**Prompt:**
Among the entries below, find the lines with "CRYPTOCAP" and copy them.

START Material provided

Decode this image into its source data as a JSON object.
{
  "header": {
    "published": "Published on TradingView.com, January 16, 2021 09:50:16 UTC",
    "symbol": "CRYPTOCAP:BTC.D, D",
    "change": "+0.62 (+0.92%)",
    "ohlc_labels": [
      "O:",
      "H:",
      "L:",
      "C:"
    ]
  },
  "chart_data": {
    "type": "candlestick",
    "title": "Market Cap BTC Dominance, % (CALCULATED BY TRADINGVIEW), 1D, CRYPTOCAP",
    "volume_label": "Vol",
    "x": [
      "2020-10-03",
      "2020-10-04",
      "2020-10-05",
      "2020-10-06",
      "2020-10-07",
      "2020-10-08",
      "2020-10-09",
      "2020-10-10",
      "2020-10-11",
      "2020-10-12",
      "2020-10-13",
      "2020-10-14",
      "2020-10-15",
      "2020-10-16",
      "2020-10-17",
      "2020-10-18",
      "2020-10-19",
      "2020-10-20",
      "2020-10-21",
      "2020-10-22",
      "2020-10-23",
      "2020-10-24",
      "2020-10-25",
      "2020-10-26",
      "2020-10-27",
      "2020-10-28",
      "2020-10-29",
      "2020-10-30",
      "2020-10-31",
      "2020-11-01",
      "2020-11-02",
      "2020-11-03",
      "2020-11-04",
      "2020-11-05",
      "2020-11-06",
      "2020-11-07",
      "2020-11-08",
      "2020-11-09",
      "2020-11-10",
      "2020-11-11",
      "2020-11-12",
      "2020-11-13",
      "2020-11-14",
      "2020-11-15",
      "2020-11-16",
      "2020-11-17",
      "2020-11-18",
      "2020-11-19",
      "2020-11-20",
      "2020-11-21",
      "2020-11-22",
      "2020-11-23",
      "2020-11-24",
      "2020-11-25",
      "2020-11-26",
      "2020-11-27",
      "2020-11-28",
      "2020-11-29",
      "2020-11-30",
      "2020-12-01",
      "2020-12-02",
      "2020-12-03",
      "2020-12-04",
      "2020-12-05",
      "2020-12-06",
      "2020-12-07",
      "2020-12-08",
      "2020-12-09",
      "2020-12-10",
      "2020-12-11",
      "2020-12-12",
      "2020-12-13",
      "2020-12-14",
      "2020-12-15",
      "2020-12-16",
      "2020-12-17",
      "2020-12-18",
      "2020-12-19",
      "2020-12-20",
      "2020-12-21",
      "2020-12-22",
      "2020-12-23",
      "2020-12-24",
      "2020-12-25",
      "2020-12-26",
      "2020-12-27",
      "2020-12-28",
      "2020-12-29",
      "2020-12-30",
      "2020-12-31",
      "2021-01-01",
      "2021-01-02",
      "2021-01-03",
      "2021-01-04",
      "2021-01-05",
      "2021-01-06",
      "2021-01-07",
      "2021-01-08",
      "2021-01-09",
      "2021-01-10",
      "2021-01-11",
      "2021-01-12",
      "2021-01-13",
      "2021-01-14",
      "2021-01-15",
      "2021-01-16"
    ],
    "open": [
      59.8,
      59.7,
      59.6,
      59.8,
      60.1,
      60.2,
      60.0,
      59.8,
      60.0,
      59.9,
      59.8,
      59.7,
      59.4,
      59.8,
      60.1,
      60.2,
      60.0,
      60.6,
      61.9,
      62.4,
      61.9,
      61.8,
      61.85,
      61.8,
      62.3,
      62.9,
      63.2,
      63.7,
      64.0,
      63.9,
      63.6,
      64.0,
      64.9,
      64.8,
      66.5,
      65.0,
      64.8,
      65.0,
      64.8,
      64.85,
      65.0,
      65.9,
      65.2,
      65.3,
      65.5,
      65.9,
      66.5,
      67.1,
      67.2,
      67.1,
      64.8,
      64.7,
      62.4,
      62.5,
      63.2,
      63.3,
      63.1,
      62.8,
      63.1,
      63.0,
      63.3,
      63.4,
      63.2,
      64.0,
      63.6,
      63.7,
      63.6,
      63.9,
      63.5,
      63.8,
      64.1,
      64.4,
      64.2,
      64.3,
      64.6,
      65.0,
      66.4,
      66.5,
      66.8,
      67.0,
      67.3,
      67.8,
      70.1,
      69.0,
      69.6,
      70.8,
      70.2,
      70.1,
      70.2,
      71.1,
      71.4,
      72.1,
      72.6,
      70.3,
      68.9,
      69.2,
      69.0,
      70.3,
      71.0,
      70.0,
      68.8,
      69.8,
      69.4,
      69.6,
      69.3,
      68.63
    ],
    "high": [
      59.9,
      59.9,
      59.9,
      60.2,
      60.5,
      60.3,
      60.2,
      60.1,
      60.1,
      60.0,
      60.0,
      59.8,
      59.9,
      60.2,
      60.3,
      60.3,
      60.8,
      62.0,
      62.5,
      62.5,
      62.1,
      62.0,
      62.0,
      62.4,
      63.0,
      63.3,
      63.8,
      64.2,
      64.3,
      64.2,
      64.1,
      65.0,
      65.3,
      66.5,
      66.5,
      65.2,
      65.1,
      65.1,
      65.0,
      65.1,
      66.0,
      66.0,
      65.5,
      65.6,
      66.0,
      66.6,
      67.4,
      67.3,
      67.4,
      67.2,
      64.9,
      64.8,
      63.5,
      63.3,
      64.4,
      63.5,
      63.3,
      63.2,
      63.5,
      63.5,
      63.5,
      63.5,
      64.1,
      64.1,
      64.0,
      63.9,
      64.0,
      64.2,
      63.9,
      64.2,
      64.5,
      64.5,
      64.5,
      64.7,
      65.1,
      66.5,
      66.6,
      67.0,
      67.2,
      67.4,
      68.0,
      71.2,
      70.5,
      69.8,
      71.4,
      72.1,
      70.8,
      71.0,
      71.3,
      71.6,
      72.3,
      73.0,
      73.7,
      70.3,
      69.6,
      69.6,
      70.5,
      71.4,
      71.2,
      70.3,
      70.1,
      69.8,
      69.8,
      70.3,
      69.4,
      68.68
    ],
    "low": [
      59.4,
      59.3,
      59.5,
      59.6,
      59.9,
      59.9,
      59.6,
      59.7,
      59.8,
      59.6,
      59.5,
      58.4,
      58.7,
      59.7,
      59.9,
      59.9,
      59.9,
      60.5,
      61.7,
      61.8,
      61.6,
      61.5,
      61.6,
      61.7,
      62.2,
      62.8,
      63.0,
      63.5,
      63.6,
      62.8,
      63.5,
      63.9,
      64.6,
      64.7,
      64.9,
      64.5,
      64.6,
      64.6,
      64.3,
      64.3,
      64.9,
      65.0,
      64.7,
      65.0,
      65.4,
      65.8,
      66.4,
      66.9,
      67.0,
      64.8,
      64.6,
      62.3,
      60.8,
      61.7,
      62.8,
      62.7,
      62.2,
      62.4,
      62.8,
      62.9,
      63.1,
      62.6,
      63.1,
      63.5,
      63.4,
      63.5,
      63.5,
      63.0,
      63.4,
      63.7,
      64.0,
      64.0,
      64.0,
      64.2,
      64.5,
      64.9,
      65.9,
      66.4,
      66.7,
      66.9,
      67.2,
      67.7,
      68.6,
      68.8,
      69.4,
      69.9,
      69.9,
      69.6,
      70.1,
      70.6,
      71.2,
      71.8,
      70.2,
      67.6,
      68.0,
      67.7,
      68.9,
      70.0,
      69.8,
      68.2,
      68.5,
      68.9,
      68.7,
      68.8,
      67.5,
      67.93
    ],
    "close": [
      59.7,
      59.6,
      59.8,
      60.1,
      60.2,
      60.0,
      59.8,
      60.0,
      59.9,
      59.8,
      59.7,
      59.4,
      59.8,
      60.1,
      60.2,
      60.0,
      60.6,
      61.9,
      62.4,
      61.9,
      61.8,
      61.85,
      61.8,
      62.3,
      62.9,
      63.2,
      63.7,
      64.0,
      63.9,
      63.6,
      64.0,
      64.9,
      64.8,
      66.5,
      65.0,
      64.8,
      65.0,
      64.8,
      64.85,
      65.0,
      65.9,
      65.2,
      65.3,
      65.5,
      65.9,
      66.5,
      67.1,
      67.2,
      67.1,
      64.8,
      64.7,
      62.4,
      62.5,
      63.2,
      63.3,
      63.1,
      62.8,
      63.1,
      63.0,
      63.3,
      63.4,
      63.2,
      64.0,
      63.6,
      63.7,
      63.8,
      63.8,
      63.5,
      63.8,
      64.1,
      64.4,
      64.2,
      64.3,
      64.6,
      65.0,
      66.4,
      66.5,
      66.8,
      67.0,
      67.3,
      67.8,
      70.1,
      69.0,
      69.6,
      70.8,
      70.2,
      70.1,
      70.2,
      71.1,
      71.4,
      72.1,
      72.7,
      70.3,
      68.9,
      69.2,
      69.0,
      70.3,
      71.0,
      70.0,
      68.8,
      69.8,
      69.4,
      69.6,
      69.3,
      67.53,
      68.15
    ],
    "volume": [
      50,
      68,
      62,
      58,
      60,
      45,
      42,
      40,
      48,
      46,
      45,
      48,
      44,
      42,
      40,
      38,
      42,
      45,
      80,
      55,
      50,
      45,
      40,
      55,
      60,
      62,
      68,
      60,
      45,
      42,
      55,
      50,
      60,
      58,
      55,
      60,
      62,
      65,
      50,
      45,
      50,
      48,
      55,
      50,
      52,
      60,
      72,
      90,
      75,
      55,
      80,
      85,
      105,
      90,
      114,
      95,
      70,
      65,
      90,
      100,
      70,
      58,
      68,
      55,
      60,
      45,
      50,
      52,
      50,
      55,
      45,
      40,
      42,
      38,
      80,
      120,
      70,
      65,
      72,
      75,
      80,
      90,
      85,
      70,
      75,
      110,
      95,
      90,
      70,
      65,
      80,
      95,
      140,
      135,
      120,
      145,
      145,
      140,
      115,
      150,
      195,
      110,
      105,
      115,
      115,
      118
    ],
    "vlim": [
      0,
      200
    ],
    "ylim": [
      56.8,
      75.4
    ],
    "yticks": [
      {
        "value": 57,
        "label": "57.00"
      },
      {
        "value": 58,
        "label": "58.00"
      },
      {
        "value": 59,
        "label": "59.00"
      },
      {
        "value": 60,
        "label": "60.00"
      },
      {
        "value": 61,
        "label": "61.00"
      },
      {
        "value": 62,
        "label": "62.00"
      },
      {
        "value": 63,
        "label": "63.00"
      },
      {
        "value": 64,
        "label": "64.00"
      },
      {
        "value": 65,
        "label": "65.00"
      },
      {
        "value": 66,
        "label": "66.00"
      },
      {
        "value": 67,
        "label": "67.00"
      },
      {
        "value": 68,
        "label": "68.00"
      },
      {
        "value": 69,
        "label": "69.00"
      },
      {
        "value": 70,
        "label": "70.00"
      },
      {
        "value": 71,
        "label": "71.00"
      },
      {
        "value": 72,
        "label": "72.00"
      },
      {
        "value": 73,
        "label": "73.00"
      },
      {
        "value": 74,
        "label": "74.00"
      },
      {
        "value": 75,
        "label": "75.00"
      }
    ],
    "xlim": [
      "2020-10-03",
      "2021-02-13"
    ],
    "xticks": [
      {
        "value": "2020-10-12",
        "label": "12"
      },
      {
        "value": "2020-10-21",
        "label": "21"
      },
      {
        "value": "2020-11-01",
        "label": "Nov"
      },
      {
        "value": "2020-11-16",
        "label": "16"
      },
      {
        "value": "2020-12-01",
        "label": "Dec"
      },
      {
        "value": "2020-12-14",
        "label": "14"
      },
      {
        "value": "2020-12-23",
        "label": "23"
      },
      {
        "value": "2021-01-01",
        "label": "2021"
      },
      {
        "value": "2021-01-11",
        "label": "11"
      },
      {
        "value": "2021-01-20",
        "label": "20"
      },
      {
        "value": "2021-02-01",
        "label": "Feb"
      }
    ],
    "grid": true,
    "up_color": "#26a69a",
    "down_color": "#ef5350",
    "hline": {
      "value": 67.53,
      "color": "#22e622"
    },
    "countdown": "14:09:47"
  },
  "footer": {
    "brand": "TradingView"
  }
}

END Material provided

**Solution for this problem:**
    "symbol": "CRYPTOCAP:BTC.D, D",
    "title": "Market Cap BTC Dominance, % (CALCULATED BY TRADINGVIEW), 1D, CRYPTOCAP",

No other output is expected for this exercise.